Stated problem:
Using the entries below, restate word for word only the lines from the one with "Extract the structured" to the final line, leaving the pictures out.

Provided records:
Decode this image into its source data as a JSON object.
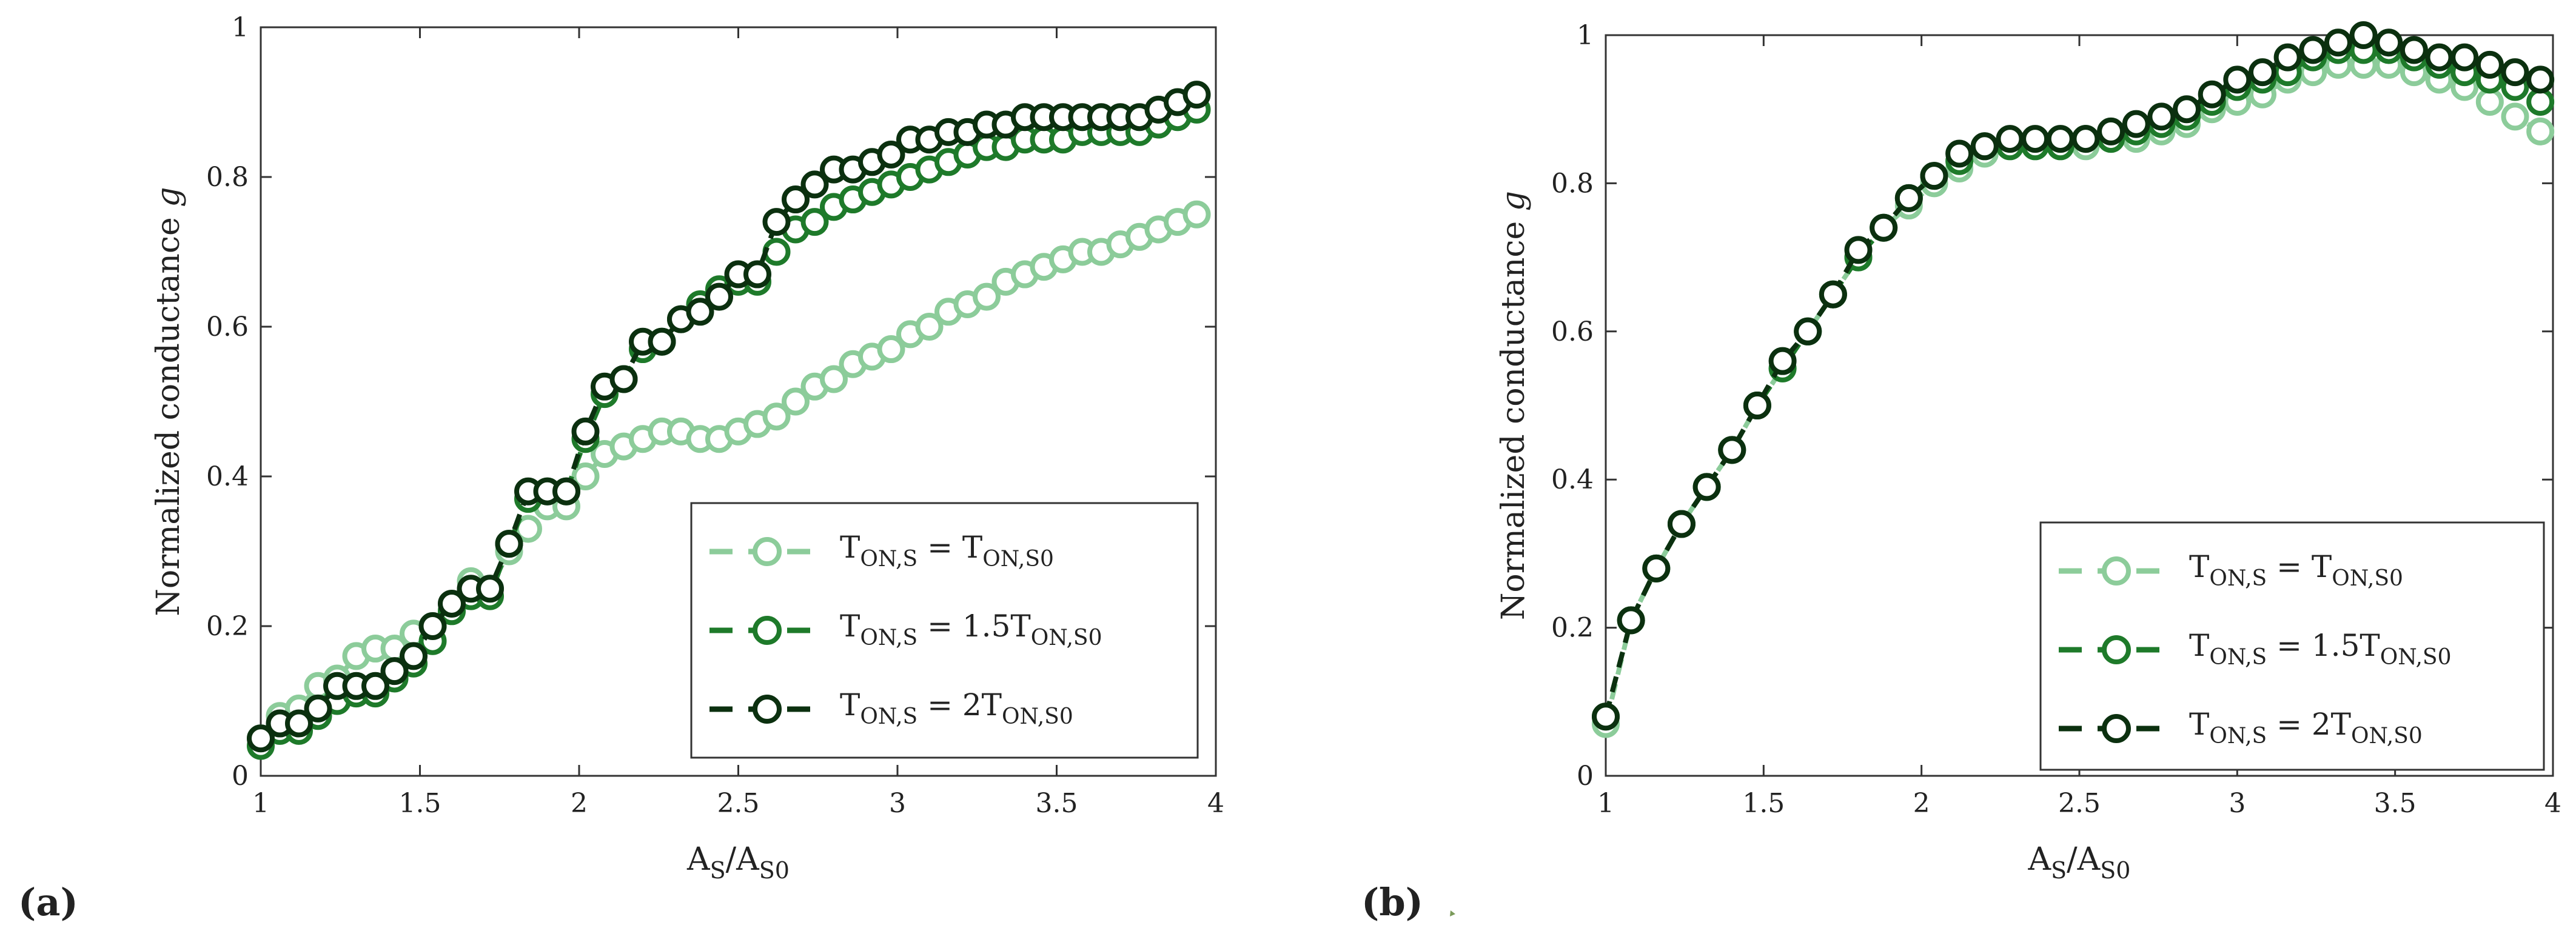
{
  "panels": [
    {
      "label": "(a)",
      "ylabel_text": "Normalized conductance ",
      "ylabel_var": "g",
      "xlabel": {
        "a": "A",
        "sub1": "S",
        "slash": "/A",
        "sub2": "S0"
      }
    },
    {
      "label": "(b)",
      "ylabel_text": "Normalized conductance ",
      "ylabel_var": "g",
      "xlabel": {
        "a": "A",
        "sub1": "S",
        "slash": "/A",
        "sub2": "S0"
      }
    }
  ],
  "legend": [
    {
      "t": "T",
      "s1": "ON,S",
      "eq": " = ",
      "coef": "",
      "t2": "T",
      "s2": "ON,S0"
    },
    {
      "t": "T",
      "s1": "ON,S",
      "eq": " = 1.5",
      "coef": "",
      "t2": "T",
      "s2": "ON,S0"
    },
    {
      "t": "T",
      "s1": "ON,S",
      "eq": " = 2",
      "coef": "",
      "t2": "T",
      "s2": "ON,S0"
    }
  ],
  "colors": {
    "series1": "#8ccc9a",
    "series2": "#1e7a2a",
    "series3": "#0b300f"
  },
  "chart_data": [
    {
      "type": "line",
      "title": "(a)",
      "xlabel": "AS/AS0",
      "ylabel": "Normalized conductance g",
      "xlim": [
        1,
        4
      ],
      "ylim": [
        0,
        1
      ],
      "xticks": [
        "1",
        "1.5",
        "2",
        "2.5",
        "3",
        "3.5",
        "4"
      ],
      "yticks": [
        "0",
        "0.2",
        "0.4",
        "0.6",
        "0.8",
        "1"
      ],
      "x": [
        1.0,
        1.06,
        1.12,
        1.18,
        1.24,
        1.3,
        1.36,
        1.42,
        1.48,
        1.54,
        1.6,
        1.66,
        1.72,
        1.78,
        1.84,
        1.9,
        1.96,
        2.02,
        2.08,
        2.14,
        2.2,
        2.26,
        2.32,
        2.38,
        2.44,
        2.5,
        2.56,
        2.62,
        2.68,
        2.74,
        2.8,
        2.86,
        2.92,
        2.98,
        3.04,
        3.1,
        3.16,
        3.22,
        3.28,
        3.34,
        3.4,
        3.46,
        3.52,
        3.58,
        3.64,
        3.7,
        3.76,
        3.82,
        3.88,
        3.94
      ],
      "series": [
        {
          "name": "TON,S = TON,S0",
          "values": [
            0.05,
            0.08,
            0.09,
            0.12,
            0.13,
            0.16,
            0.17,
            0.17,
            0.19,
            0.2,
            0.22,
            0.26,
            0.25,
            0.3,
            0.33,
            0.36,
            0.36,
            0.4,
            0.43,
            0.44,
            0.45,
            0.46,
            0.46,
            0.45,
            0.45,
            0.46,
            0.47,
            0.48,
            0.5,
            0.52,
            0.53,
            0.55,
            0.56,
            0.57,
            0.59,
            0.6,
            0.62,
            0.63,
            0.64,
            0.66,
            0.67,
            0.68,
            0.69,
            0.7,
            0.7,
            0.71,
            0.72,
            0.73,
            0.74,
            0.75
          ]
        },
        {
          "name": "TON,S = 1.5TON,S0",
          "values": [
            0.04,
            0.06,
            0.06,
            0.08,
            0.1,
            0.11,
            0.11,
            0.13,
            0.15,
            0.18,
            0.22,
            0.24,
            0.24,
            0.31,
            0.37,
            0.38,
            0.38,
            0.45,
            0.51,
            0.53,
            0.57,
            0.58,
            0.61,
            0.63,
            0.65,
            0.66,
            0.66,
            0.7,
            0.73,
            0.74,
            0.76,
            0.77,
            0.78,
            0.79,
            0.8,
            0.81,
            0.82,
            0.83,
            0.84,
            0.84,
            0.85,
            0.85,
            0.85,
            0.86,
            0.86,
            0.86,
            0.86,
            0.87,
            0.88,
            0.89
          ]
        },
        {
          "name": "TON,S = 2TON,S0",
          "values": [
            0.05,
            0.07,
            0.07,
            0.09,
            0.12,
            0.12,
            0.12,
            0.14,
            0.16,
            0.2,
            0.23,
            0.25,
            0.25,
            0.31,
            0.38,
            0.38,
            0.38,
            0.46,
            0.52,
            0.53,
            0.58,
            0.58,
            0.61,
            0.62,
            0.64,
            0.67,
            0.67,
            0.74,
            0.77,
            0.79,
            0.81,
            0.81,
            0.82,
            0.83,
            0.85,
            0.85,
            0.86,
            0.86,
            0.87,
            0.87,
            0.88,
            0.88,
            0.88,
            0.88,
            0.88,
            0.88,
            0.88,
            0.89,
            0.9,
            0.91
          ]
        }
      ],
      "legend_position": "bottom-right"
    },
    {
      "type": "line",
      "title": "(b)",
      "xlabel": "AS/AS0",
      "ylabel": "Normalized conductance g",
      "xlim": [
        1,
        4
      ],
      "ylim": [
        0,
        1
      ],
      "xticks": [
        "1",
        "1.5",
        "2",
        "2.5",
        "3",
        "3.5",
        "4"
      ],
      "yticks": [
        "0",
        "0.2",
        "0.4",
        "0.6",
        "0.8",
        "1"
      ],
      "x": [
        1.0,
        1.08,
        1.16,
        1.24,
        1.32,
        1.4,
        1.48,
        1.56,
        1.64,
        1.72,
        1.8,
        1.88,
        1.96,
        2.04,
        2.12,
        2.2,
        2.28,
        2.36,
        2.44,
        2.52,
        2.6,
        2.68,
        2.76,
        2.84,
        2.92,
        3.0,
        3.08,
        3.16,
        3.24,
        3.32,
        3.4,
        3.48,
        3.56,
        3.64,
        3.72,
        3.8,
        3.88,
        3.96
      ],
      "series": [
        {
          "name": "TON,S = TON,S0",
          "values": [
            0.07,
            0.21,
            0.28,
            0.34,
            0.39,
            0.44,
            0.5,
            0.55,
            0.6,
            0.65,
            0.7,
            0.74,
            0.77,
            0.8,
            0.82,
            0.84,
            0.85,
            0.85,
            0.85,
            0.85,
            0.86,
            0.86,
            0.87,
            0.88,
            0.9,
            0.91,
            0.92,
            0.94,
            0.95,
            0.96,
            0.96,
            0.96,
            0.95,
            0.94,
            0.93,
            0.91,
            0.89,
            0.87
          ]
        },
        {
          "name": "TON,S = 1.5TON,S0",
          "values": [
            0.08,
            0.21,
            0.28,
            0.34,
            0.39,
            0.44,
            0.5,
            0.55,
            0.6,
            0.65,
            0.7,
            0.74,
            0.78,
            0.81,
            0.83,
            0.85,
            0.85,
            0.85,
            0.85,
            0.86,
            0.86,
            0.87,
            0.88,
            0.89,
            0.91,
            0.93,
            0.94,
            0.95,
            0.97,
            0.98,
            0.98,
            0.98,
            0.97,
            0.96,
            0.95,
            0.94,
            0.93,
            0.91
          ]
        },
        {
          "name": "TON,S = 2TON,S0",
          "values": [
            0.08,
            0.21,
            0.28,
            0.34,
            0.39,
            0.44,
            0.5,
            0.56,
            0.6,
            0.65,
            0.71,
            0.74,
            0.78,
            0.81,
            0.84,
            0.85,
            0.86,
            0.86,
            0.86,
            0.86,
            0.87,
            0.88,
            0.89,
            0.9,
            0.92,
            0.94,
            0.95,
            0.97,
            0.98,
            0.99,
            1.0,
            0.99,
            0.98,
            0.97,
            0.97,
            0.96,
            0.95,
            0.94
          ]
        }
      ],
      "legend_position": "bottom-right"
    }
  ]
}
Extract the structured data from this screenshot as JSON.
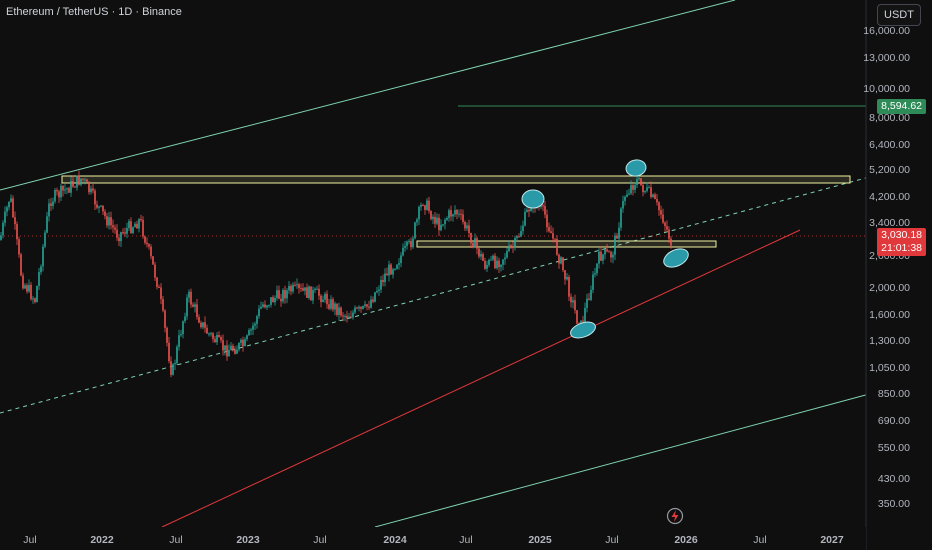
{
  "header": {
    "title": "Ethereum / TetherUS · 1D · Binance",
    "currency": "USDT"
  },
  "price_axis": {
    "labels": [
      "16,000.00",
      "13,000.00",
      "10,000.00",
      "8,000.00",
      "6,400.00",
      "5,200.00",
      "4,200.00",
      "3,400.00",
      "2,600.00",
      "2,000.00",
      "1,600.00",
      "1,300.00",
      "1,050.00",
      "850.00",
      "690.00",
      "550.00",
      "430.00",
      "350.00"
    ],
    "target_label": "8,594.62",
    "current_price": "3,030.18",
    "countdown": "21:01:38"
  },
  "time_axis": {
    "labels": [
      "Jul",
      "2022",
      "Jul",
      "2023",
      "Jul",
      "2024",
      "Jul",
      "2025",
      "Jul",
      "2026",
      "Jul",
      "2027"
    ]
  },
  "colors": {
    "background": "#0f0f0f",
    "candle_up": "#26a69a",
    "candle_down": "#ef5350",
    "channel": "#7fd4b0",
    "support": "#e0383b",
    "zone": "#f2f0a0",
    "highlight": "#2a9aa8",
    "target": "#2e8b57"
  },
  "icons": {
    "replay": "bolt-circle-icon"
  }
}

Worked answer:
Extract the structured data from this screenshot as JSON.
{
  "header": {
    "title": "Ethereum / TetherUS · 1D · Binance",
    "currency": "USDT"
  },
  "price_axis": {
    "labels": [
      "16,000.00",
      "13,000.00",
      "10,000.00",
      "8,000.00",
      "6,400.00",
      "5,200.00",
      "4,200.00",
      "3,400.00",
      "2,600.00",
      "2,000.00",
      "1,600.00",
      "1,300.00",
      "1,050.00",
      "850.00",
      "690.00",
      "550.00",
      "430.00",
      "350.00"
    ],
    "target_label": "8,594.62",
    "current_price": "3,030.18",
    "countdown": "21:01:38"
  },
  "time_axis": {
    "labels": [
      "Jul",
      "2022",
      "Jul",
      "2023",
      "Jul",
      "2024",
      "Jul",
      "2025",
      "Jul",
      "2026",
      "Jul",
      "2027"
    ]
  },
  "colors": {
    "background": "#0f0f0f",
    "candle_up": "#26a69a",
    "candle_down": "#ef5350",
    "channel": "#7fd4b0",
    "support": "#e0383b",
    "zone": "#f2f0a0",
    "highlight": "#2a9aa8",
    "target": "#2e8b57"
  },
  "icons": {
    "replay": "bolt-circle-icon"
  }
}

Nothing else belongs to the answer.